• Given task
Give the total number of lines with the word "CARLTON" in them, and no other words.
= = = = =
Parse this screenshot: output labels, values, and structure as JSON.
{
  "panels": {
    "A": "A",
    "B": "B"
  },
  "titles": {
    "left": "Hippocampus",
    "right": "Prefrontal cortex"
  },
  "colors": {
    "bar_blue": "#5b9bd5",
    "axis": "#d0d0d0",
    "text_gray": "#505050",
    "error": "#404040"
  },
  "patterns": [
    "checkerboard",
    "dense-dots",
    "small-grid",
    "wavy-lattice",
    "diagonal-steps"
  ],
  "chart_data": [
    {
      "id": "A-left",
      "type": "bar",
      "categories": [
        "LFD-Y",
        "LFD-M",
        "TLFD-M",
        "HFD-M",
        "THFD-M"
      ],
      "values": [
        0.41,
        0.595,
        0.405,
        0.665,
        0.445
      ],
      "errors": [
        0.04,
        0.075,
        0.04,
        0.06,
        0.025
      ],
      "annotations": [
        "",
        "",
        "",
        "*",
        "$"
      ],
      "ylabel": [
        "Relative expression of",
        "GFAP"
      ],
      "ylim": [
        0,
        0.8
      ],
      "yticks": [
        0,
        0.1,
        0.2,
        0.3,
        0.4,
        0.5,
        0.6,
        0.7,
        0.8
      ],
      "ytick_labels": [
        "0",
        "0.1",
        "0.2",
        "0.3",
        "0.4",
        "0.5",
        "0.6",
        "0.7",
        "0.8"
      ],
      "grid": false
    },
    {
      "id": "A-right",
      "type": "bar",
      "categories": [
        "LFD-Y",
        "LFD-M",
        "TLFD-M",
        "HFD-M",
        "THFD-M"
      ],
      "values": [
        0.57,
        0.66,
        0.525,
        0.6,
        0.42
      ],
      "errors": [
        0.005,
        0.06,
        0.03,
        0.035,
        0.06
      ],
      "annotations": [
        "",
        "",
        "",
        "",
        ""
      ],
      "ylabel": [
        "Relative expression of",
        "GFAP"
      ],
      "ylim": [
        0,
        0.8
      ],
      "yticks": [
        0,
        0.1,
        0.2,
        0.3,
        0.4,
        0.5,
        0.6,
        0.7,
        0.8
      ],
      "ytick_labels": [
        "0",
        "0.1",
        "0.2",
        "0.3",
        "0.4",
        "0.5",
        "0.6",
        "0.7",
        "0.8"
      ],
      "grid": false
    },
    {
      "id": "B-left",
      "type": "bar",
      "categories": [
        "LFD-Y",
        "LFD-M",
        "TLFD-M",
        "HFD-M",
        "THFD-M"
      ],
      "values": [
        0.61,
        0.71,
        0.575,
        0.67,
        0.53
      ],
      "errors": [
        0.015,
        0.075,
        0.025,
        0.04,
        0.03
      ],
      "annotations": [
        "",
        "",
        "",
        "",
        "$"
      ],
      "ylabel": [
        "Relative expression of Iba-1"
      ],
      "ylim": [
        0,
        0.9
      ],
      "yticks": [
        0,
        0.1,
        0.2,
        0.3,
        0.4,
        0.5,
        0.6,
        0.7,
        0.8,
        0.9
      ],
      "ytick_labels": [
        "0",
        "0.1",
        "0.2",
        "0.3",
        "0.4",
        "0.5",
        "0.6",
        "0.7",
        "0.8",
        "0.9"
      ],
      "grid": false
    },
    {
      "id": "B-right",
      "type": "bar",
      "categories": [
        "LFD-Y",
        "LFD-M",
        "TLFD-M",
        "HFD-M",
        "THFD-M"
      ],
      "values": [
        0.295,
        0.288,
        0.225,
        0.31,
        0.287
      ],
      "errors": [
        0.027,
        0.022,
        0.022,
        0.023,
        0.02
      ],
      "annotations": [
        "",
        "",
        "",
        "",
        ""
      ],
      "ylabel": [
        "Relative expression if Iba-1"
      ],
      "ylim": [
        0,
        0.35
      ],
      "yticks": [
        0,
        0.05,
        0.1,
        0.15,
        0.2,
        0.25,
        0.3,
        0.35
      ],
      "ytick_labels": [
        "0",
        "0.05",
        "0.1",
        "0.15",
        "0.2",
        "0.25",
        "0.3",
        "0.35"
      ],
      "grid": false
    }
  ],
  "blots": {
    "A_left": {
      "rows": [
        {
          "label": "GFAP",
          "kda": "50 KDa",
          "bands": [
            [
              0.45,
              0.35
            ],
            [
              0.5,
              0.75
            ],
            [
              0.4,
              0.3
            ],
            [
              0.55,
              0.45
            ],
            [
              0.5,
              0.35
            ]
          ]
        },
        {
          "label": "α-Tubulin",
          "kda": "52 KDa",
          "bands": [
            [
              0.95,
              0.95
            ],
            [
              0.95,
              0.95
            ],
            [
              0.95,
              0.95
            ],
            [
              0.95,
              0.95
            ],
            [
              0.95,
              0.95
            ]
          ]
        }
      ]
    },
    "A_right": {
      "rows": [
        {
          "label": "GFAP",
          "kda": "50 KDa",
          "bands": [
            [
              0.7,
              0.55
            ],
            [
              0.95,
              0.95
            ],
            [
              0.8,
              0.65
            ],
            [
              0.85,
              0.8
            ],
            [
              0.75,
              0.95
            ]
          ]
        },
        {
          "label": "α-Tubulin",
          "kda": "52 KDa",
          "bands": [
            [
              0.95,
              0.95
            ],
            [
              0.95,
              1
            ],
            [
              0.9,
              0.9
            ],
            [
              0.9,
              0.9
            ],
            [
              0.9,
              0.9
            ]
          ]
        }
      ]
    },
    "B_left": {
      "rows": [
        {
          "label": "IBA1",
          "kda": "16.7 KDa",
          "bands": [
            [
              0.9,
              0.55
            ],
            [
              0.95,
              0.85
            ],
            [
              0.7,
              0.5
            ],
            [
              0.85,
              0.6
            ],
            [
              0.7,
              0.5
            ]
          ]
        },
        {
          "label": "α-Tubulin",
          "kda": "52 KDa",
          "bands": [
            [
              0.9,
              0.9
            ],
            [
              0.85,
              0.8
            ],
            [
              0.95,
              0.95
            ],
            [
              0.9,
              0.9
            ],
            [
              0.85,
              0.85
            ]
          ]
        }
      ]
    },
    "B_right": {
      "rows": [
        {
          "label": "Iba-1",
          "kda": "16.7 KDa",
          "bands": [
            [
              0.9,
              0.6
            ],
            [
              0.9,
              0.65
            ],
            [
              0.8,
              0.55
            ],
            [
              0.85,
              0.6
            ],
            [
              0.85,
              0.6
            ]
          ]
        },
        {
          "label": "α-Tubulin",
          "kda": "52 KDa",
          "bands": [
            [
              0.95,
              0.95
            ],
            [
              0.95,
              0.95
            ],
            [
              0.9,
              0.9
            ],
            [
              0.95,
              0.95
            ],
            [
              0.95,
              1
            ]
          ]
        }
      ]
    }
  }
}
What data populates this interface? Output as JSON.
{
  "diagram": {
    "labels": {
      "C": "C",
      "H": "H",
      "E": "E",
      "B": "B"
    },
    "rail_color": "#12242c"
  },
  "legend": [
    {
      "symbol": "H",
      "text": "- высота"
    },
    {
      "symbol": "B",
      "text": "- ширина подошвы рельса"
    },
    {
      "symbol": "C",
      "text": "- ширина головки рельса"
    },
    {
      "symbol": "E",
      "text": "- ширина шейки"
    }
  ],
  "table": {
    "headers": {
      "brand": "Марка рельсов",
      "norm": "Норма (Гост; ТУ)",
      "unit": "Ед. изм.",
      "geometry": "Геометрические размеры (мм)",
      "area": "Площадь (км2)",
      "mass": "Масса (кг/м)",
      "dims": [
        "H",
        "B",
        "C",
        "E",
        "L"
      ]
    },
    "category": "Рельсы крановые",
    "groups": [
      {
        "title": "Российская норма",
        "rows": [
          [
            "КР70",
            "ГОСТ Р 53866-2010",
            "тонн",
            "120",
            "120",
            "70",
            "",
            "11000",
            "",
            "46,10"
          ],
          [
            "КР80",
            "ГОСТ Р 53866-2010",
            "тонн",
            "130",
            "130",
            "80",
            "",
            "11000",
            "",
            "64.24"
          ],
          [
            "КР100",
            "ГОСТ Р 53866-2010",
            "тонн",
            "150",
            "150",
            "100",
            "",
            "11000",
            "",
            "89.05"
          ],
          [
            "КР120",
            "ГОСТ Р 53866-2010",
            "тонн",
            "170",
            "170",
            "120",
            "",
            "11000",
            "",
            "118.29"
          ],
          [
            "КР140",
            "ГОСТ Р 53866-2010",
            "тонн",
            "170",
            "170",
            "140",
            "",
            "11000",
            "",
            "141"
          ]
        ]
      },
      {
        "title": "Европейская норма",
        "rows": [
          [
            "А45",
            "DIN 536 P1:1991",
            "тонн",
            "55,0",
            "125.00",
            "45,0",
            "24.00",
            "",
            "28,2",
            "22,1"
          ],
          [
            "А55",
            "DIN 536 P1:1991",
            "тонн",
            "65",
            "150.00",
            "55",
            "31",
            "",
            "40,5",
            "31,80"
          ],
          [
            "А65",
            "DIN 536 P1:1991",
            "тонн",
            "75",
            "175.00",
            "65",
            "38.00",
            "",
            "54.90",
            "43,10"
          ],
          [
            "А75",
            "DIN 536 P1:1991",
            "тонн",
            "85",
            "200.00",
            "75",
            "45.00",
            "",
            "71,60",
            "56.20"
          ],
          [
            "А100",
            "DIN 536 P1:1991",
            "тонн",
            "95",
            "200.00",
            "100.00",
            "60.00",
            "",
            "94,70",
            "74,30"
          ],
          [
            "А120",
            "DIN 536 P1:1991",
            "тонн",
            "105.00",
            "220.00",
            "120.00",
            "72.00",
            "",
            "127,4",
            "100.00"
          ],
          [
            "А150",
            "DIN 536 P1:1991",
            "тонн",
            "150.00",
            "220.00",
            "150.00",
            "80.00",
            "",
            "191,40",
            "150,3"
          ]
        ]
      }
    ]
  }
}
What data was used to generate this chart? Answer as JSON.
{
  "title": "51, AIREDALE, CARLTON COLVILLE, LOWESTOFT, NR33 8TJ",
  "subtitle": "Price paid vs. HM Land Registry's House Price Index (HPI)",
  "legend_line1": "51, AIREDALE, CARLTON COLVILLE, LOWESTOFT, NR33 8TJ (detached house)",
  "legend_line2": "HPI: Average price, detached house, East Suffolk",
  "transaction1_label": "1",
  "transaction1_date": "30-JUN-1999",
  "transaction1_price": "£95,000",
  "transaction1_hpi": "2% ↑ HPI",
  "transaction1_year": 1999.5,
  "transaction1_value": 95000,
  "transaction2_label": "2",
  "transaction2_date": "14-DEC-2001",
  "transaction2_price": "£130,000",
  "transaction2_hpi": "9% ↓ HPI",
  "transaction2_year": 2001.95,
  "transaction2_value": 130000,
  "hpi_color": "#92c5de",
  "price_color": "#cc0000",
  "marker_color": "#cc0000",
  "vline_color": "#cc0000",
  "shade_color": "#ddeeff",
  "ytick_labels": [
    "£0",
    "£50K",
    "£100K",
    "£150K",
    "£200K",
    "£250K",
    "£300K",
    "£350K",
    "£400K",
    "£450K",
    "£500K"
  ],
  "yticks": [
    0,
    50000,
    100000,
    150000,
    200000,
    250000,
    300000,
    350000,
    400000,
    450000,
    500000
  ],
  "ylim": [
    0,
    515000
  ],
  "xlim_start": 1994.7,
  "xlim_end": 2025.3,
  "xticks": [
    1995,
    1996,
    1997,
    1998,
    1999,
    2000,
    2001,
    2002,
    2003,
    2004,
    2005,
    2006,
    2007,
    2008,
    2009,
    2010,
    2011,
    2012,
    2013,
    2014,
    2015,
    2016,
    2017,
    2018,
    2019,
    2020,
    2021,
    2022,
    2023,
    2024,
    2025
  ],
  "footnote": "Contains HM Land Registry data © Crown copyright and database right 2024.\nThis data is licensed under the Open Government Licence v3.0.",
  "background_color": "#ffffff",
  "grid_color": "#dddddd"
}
= = = = =
• Written solution
2